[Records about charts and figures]
------

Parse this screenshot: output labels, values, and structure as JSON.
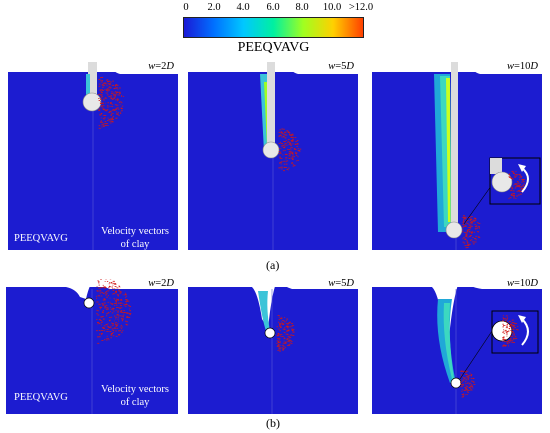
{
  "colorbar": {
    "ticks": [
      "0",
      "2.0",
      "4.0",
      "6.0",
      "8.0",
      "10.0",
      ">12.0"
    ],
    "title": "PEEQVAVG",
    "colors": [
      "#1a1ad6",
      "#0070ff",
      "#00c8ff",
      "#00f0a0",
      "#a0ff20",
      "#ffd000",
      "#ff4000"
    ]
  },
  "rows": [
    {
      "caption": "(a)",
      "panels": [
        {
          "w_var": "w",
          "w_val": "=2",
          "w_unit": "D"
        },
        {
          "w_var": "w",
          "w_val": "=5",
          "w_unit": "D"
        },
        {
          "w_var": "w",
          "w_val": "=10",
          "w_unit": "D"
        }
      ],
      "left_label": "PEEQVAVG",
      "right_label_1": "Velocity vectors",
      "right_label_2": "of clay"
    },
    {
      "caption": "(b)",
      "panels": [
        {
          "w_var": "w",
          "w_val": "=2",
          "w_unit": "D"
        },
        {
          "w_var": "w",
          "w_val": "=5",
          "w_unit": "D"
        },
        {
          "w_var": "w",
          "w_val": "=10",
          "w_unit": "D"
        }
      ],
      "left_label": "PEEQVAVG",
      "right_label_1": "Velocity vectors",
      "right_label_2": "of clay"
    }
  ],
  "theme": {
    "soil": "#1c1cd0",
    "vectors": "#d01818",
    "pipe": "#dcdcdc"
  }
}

------

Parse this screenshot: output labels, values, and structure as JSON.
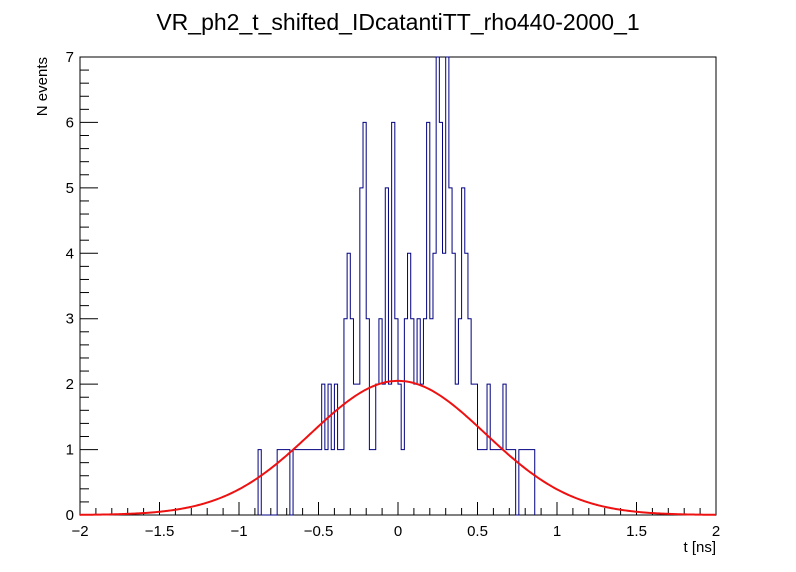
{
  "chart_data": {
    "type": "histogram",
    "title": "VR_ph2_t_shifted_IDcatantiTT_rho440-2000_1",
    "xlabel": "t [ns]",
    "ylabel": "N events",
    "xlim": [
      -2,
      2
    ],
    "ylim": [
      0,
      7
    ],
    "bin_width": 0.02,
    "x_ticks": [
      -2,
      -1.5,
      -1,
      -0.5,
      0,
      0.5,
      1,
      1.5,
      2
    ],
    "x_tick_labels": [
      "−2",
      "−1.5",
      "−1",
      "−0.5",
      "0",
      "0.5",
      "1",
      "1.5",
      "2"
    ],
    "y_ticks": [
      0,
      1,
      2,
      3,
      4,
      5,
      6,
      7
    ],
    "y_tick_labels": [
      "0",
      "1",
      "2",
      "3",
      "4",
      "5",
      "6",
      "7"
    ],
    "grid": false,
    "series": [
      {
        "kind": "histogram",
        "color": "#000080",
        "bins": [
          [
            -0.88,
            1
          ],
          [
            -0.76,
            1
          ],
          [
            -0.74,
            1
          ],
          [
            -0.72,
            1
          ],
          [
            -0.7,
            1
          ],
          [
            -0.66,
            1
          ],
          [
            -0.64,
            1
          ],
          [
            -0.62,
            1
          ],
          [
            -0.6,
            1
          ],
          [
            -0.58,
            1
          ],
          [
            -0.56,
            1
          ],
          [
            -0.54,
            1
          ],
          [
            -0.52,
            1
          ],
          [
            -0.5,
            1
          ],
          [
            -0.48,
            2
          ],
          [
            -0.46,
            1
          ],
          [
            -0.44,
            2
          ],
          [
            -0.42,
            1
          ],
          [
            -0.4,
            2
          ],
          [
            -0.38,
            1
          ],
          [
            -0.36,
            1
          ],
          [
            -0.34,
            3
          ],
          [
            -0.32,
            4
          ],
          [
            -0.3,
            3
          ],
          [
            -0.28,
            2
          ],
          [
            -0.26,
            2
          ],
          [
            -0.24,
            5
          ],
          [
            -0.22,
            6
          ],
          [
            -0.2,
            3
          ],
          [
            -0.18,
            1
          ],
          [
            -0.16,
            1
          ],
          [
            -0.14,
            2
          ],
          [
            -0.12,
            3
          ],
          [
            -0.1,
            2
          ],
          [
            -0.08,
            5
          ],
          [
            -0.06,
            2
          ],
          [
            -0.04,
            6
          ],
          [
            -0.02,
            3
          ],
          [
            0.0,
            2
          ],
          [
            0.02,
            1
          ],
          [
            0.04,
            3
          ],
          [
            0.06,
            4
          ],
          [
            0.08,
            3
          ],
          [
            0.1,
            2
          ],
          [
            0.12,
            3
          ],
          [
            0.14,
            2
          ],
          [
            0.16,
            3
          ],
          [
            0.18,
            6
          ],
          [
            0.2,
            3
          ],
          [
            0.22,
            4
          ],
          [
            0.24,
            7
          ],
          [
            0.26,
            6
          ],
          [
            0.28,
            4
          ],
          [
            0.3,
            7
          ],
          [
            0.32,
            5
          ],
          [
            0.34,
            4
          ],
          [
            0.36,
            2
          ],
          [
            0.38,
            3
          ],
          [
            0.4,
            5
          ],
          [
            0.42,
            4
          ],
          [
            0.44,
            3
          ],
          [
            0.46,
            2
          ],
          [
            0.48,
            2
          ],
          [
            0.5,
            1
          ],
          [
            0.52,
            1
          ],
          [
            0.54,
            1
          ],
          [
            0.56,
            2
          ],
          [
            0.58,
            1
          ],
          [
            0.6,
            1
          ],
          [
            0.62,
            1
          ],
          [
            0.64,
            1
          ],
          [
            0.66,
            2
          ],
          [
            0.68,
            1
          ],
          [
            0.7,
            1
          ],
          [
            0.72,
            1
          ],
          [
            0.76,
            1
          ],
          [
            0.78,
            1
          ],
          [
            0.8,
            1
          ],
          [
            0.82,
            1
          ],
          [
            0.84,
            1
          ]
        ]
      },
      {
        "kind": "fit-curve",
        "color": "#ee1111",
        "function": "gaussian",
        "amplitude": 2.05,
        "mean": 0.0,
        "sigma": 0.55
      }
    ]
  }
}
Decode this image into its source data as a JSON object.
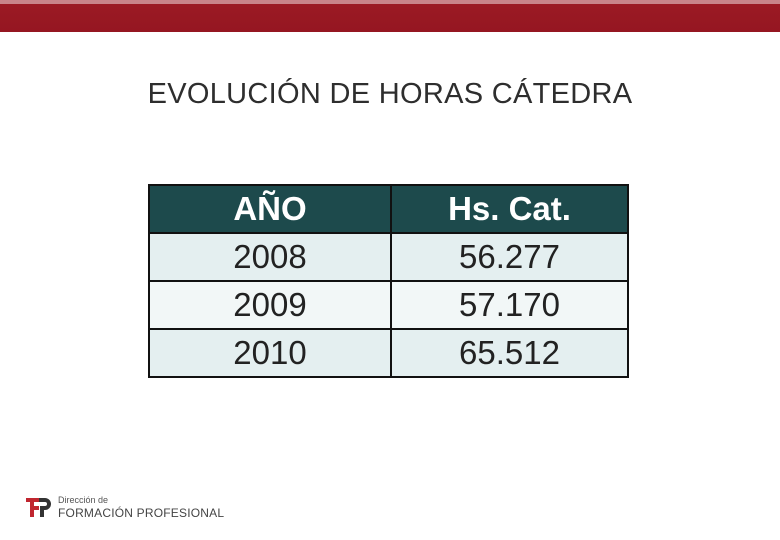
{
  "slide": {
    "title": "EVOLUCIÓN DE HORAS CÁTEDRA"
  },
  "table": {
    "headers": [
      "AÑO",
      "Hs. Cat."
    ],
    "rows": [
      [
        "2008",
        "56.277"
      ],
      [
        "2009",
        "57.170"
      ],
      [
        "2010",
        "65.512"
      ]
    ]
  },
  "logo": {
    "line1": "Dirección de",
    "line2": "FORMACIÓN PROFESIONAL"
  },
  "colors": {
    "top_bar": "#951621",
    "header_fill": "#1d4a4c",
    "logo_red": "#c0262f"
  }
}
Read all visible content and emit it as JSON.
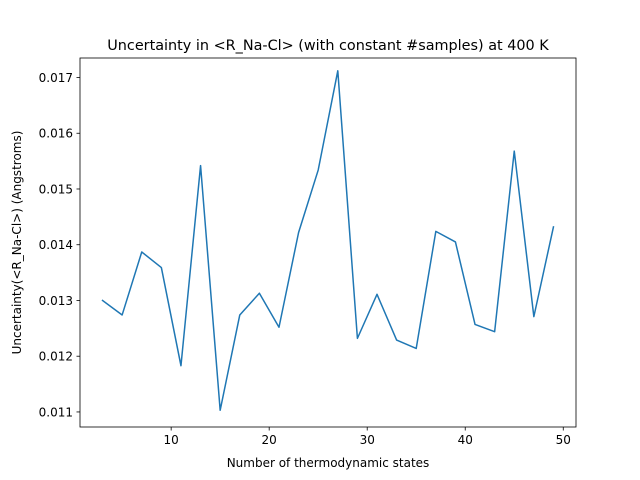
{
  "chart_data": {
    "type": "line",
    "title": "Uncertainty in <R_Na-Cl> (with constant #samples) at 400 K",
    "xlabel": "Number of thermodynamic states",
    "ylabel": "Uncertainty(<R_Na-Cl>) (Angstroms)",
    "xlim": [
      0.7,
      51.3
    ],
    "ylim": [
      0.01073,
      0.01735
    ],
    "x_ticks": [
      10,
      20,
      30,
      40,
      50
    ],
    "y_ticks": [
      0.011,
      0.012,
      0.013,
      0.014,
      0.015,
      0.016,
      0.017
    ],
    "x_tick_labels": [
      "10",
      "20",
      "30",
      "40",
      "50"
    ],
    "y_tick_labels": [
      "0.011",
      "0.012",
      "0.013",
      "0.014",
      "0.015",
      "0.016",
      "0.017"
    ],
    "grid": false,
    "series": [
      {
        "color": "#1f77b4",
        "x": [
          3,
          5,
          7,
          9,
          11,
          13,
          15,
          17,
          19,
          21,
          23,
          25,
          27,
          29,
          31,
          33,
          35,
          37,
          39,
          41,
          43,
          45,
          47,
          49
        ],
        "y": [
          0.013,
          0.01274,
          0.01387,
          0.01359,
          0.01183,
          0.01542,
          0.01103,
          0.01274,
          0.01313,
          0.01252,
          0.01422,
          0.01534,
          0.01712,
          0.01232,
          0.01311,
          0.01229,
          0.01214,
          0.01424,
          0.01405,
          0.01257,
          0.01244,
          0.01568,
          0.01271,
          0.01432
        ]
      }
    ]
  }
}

------

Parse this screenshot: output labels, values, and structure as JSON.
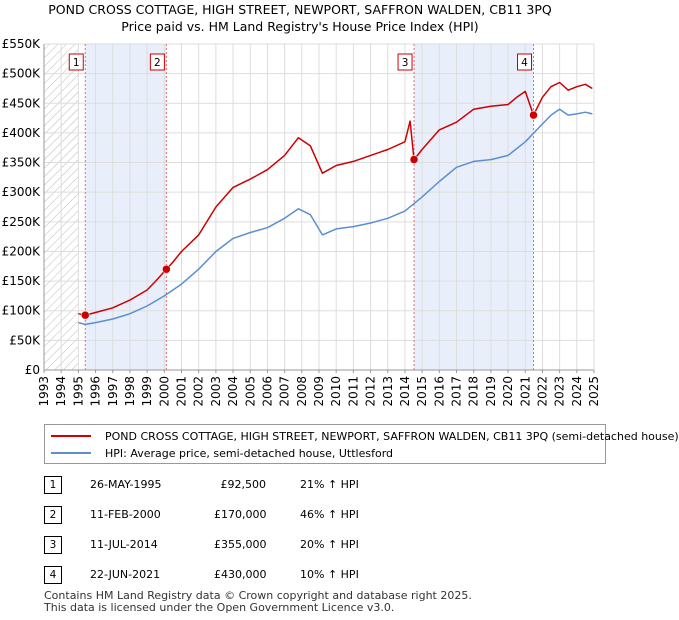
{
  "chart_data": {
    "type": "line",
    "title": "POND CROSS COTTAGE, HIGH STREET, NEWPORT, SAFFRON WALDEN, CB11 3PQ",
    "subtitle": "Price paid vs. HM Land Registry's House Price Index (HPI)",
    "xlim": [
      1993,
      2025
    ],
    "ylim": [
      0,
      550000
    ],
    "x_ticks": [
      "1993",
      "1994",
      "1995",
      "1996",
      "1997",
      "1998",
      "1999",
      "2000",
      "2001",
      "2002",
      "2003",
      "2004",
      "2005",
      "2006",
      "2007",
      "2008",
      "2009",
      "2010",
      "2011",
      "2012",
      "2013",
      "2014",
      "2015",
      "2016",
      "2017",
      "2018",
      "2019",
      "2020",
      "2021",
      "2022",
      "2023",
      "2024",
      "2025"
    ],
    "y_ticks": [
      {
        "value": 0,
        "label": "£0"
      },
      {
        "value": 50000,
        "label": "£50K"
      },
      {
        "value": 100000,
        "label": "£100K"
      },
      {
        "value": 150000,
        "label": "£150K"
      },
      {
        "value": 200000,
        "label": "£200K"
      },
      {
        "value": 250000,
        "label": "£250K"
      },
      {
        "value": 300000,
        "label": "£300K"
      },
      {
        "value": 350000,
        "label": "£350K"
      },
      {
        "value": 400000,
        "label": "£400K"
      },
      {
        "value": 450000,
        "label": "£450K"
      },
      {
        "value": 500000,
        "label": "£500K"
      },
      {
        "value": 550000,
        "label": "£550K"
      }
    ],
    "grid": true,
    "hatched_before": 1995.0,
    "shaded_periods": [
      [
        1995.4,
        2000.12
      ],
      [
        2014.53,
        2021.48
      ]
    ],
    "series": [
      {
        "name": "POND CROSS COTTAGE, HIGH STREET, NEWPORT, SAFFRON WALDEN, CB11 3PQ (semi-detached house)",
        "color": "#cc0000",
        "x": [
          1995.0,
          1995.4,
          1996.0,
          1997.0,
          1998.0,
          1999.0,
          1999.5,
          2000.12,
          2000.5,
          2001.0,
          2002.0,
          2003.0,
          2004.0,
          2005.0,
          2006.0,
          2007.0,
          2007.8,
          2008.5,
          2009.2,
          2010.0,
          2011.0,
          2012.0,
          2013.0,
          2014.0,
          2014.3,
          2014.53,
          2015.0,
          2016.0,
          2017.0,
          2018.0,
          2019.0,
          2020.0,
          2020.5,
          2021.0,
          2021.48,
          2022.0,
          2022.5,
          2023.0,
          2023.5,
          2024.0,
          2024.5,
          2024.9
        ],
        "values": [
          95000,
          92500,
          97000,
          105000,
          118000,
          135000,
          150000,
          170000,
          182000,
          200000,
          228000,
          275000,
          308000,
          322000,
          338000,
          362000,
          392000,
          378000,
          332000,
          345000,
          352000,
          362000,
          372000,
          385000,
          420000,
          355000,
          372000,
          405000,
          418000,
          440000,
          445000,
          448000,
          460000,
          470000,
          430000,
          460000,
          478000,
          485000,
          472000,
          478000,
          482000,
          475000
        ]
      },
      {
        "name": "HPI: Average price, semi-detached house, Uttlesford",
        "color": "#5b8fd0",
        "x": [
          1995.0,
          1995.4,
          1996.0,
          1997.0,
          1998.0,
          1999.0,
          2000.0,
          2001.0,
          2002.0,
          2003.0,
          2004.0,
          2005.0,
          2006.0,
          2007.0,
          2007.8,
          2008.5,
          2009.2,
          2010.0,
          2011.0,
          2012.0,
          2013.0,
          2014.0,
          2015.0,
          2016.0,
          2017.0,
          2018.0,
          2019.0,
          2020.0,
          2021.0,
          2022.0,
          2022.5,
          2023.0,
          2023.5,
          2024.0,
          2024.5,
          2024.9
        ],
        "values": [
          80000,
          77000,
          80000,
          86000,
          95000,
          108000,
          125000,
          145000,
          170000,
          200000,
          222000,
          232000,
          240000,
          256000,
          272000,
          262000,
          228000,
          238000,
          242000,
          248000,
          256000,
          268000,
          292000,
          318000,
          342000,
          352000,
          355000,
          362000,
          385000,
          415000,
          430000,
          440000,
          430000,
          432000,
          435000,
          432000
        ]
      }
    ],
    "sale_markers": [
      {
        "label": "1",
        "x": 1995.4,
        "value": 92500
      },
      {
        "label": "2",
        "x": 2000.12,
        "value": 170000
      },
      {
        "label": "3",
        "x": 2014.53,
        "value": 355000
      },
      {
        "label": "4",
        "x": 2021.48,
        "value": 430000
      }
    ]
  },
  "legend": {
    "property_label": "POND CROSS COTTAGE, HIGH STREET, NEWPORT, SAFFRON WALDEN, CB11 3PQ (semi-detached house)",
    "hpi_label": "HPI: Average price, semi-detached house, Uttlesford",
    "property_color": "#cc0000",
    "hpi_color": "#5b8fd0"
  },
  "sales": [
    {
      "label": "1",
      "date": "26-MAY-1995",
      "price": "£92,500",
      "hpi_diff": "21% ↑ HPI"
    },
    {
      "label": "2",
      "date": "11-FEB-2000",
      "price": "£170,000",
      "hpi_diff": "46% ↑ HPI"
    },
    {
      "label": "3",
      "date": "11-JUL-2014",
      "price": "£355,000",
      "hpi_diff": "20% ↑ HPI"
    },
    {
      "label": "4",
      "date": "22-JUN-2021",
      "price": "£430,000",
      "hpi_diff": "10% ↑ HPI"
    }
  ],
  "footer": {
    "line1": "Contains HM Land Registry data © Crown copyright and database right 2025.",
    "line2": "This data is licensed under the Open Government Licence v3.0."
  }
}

------

WRITTEN REQUEST: Each line above that holds the string "Uncertainty" should be copied and shown.

EXPECTED OUTPUT:
    "title": "Uncertainty in <R_Na-Cl> (with constant #samples) at 400 K",
    "ylabel": "Uncertainty(<R_Na-Cl>) (Angstroms)",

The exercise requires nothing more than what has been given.